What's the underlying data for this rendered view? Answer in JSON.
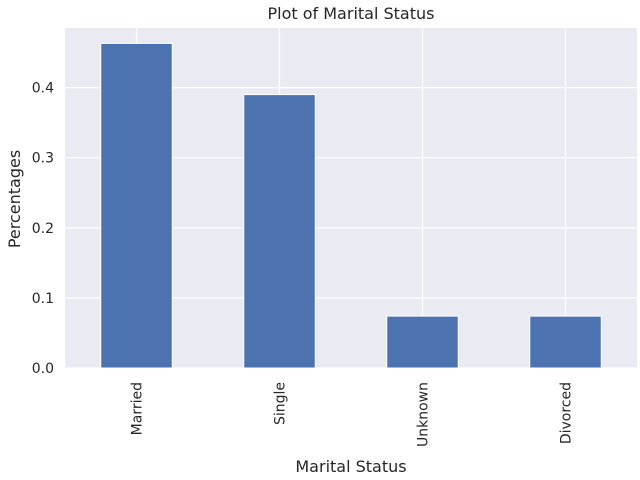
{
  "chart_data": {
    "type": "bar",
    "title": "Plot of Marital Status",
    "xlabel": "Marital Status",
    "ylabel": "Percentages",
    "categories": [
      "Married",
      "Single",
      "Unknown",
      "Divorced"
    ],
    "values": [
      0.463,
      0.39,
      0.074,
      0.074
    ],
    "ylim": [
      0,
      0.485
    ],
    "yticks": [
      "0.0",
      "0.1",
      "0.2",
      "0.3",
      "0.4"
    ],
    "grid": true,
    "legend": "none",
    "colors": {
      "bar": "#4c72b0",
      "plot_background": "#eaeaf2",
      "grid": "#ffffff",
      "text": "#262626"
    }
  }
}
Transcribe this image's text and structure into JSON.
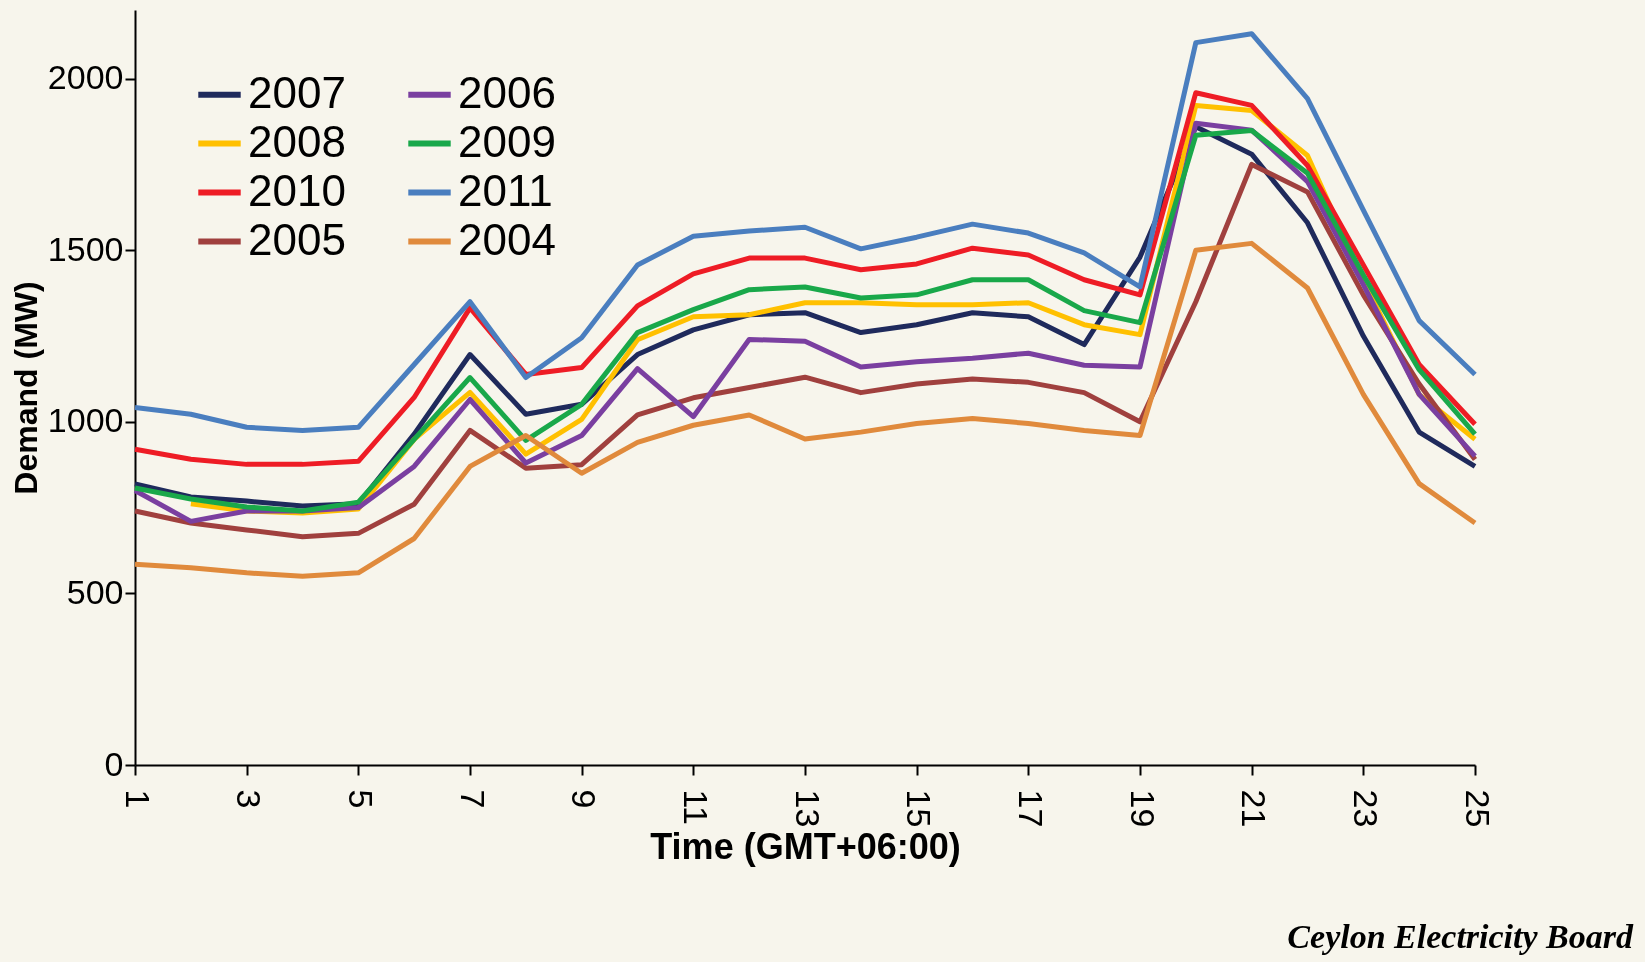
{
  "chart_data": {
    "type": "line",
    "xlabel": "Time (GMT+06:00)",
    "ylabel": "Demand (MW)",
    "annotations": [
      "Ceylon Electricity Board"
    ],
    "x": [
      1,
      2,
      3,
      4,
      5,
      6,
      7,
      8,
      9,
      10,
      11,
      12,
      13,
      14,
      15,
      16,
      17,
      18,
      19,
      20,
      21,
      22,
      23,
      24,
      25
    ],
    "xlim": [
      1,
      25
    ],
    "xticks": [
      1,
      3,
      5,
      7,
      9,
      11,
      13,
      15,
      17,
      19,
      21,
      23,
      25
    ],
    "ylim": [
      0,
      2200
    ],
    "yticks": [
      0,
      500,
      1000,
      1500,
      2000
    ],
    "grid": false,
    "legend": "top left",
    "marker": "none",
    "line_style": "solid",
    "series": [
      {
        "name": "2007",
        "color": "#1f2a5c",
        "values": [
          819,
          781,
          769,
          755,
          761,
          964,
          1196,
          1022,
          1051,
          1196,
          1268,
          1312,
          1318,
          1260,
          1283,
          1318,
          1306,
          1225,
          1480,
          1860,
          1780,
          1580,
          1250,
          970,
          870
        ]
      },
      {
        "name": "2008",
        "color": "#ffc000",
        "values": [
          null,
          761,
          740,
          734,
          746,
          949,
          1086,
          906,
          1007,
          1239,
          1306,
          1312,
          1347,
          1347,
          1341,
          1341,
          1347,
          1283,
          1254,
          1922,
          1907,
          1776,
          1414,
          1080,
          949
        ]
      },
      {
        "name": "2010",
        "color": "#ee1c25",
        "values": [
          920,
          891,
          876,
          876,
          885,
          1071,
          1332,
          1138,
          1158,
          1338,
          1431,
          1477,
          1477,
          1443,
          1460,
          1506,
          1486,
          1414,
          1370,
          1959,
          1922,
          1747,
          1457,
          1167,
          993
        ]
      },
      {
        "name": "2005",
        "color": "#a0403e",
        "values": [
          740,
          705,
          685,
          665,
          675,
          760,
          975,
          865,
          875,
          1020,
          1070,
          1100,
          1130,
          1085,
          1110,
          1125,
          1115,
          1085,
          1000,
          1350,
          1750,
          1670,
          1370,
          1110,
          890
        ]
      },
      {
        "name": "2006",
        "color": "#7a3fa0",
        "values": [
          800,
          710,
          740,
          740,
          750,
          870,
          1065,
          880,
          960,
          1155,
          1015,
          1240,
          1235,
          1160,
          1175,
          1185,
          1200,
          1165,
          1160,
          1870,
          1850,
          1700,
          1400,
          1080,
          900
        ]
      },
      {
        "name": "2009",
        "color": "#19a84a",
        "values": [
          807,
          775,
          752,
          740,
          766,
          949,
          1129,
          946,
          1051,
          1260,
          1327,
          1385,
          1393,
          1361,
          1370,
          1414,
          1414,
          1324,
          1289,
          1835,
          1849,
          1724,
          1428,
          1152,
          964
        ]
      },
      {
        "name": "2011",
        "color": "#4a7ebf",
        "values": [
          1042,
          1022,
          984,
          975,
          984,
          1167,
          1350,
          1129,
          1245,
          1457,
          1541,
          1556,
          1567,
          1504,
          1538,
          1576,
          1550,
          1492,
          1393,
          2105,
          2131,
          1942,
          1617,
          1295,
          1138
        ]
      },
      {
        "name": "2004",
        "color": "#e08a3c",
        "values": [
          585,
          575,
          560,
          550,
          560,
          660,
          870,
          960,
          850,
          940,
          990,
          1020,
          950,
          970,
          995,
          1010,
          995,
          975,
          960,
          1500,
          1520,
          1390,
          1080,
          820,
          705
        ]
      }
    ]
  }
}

== == ==

Stated task » Where a line above holds the string "name", show that line.

Response to the task »
        "name": "2007",
        "name": "2008",
        "name": "2010",
        "name": "2005",
        "name": "2006",
        "name": "2009",
        "name": "2011",
        "name": "2004",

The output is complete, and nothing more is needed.